ENTRIES:
_ _ _ _ _

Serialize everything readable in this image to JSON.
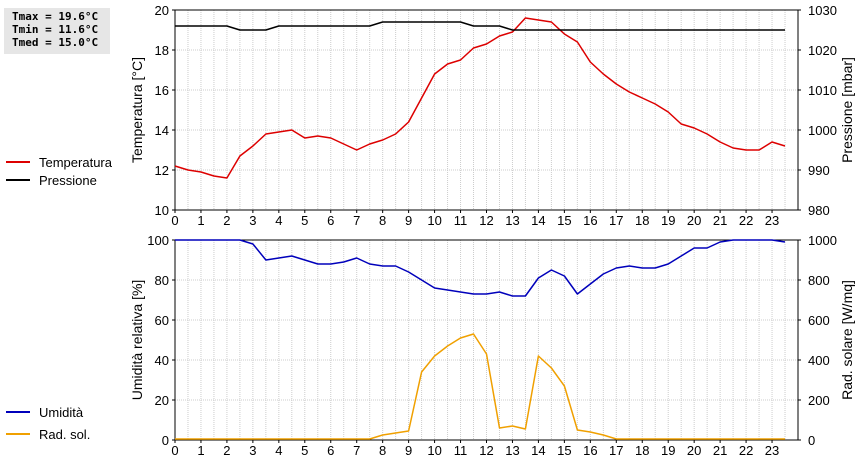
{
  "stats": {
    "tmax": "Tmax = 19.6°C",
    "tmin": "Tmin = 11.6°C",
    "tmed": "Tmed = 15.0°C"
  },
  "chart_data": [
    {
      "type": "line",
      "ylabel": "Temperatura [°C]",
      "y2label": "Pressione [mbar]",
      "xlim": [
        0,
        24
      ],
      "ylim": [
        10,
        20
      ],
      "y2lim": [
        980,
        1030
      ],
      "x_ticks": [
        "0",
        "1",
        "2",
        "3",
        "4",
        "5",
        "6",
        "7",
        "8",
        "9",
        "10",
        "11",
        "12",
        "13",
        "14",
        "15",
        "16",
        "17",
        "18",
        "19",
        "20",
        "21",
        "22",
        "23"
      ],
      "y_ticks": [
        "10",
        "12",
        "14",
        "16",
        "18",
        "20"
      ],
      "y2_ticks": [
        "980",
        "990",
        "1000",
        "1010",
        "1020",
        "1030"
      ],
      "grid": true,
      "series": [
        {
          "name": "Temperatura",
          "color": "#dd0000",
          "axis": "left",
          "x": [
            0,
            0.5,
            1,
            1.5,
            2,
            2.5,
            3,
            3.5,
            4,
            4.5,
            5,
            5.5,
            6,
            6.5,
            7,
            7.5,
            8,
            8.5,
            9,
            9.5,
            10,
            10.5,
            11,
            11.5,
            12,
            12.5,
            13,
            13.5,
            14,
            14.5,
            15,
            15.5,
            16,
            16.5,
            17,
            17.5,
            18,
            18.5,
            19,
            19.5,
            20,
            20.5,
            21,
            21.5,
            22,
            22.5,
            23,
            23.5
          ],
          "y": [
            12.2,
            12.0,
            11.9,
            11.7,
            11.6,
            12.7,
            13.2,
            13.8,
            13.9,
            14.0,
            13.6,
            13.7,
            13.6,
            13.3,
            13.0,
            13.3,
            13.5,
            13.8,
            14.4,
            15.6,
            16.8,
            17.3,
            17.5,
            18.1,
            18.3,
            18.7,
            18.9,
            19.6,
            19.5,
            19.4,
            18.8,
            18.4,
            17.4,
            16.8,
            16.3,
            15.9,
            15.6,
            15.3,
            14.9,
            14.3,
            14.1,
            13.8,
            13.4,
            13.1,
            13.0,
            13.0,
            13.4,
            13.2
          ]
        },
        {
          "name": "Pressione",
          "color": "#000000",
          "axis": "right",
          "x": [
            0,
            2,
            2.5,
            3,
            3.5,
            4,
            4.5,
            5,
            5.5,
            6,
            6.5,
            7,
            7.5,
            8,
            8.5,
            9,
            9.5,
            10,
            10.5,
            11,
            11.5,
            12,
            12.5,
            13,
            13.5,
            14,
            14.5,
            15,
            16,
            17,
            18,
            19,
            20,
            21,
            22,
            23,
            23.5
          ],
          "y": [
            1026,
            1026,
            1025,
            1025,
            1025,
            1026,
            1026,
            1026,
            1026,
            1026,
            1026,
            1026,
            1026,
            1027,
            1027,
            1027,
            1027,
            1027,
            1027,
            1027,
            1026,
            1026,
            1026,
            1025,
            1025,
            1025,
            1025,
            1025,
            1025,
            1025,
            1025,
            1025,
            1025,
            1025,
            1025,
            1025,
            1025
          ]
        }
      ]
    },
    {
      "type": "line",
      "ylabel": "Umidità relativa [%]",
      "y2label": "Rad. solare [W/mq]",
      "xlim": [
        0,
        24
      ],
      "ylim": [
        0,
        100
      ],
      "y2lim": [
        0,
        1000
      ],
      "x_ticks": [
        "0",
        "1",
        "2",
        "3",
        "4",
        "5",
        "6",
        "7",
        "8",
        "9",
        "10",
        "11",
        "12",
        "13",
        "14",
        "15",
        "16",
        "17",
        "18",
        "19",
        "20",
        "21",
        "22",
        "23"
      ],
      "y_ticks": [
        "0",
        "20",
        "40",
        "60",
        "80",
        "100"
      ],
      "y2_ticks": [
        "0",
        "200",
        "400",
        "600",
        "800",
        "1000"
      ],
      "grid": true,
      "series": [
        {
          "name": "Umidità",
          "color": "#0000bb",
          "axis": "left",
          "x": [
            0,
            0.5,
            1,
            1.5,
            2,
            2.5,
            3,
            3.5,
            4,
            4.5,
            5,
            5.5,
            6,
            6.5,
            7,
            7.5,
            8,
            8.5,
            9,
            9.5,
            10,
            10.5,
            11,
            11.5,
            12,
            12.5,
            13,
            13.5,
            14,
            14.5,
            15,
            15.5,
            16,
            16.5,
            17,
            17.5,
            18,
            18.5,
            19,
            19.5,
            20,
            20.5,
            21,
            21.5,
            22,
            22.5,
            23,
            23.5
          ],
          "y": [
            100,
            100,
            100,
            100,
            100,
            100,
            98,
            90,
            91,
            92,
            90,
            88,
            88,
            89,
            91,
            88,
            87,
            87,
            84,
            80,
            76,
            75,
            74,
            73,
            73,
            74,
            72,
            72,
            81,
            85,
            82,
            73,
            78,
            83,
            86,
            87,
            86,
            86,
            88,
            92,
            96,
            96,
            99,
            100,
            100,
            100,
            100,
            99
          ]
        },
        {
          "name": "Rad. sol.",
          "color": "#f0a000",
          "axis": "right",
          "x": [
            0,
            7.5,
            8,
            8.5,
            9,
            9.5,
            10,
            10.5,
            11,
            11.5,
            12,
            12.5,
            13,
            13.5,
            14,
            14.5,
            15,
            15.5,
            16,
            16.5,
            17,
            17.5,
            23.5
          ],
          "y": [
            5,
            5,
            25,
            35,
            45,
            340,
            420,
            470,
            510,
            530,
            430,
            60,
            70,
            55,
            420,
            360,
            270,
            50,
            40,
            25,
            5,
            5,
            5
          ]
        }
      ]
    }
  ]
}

_ _ _ _ _

WRITTEN REQUEST: Return each line of the data, keeping its wording exact and omitting pictures.

TASK OUTPUT:
Serialize everything readable in this image to JSON.
{
  "stats": {
    "tmax": "Tmax = 19.6°C",
    "tmin": "Tmin = 11.6°C",
    "tmed": "Tmed = 15.0°C"
  },
  "chart_data": [
    {
      "type": "line",
      "ylabel": "Temperatura [°C]",
      "y2label": "Pressione [mbar]",
      "xlim": [
        0,
        24
      ],
      "ylim": [
        10,
        20
      ],
      "y2lim": [
        980,
        1030
      ],
      "x_ticks": [
        "0",
        "1",
        "2",
        "3",
        "4",
        "5",
        "6",
        "7",
        "8",
        "9",
        "10",
        "11",
        "12",
        "13",
        "14",
        "15",
        "16",
        "17",
        "18",
        "19",
        "20",
        "21",
        "22",
        "23"
      ],
      "y_ticks": [
        "10",
        "12",
        "14",
        "16",
        "18",
        "20"
      ],
      "y2_ticks": [
        "980",
        "990",
        "1000",
        "1010",
        "1020",
        "1030"
      ],
      "grid": true,
      "series": [
        {
          "name": "Temperatura",
          "color": "#dd0000",
          "axis": "left",
          "x": [
            0,
            0.5,
            1,
            1.5,
            2,
            2.5,
            3,
            3.5,
            4,
            4.5,
            5,
            5.5,
            6,
            6.5,
            7,
            7.5,
            8,
            8.5,
            9,
            9.5,
            10,
            10.5,
            11,
            11.5,
            12,
            12.5,
            13,
            13.5,
            14,
            14.5,
            15,
            15.5,
            16,
            16.5,
            17,
            17.5,
            18,
            18.5,
            19,
            19.5,
            20,
            20.5,
            21,
            21.5,
            22,
            22.5,
            23,
            23.5
          ],
          "y": [
            12.2,
            12.0,
            11.9,
            11.7,
            11.6,
            12.7,
            13.2,
            13.8,
            13.9,
            14.0,
            13.6,
            13.7,
            13.6,
            13.3,
            13.0,
            13.3,
            13.5,
            13.8,
            14.4,
            15.6,
            16.8,
            17.3,
            17.5,
            18.1,
            18.3,
            18.7,
            18.9,
            19.6,
            19.5,
            19.4,
            18.8,
            18.4,
            17.4,
            16.8,
            16.3,
            15.9,
            15.6,
            15.3,
            14.9,
            14.3,
            14.1,
            13.8,
            13.4,
            13.1,
            13.0,
            13.0,
            13.4,
            13.2
          ]
        },
        {
          "name": "Pressione",
          "color": "#000000",
          "axis": "right",
          "x": [
            0,
            2,
            2.5,
            3,
            3.5,
            4,
            4.5,
            5,
            5.5,
            6,
            6.5,
            7,
            7.5,
            8,
            8.5,
            9,
            9.5,
            10,
            10.5,
            11,
            11.5,
            12,
            12.5,
            13,
            13.5,
            14,
            14.5,
            15,
            16,
            17,
            18,
            19,
            20,
            21,
            22,
            23,
            23.5
          ],
          "y": [
            1026,
            1026,
            1025,
            1025,
            1025,
            1026,
            1026,
            1026,
            1026,
            1026,
            1026,
            1026,
            1026,
            1027,
            1027,
            1027,
            1027,
            1027,
            1027,
            1027,
            1026,
            1026,
            1026,
            1025,
            1025,
            1025,
            1025,
            1025,
            1025,
            1025,
            1025,
            1025,
            1025,
            1025,
            1025,
            1025,
            1025
          ]
        }
      ]
    },
    {
      "type": "line",
      "ylabel": "Umidità relativa [%]",
      "y2label": "Rad. solare [W/mq]",
      "xlim": [
        0,
        24
      ],
      "ylim": [
        0,
        100
      ],
      "y2lim": [
        0,
        1000
      ],
      "x_ticks": [
        "0",
        "1",
        "2",
        "3",
        "4",
        "5",
        "6",
        "7",
        "8",
        "9",
        "10",
        "11",
        "12",
        "13",
        "14",
        "15",
        "16",
        "17",
        "18",
        "19",
        "20",
        "21",
        "22",
        "23"
      ],
      "y_ticks": [
        "0",
        "20",
        "40",
        "60",
        "80",
        "100"
      ],
      "y2_ticks": [
        "0",
        "200",
        "400",
        "600",
        "800",
        "1000"
      ],
      "grid": true,
      "series": [
        {
          "name": "Umidità",
          "color": "#0000bb",
          "axis": "left",
          "x": [
            0,
            0.5,
            1,
            1.5,
            2,
            2.5,
            3,
            3.5,
            4,
            4.5,
            5,
            5.5,
            6,
            6.5,
            7,
            7.5,
            8,
            8.5,
            9,
            9.5,
            10,
            10.5,
            11,
            11.5,
            12,
            12.5,
            13,
            13.5,
            14,
            14.5,
            15,
            15.5,
            16,
            16.5,
            17,
            17.5,
            18,
            18.5,
            19,
            19.5,
            20,
            20.5,
            21,
            21.5,
            22,
            22.5,
            23,
            23.5
          ],
          "y": [
            100,
            100,
            100,
            100,
            100,
            100,
            98,
            90,
            91,
            92,
            90,
            88,
            88,
            89,
            91,
            88,
            87,
            87,
            84,
            80,
            76,
            75,
            74,
            73,
            73,
            74,
            72,
            72,
            81,
            85,
            82,
            73,
            78,
            83,
            86,
            87,
            86,
            86,
            88,
            92,
            96,
            96,
            99,
            100,
            100,
            100,
            100,
            99
          ]
        },
        {
          "name": "Rad. sol.",
          "color": "#f0a000",
          "axis": "right",
          "x": [
            0,
            7.5,
            8,
            8.5,
            9,
            9.5,
            10,
            10.5,
            11,
            11.5,
            12,
            12.5,
            13,
            13.5,
            14,
            14.5,
            15,
            15.5,
            16,
            16.5,
            17,
            17.5,
            23.5
          ],
          "y": [
            5,
            5,
            25,
            35,
            45,
            340,
            420,
            470,
            510,
            530,
            430,
            60,
            70,
            55,
            420,
            360,
            270,
            50,
            40,
            25,
            5,
            5,
            5
          ]
        }
      ]
    }
  ]
}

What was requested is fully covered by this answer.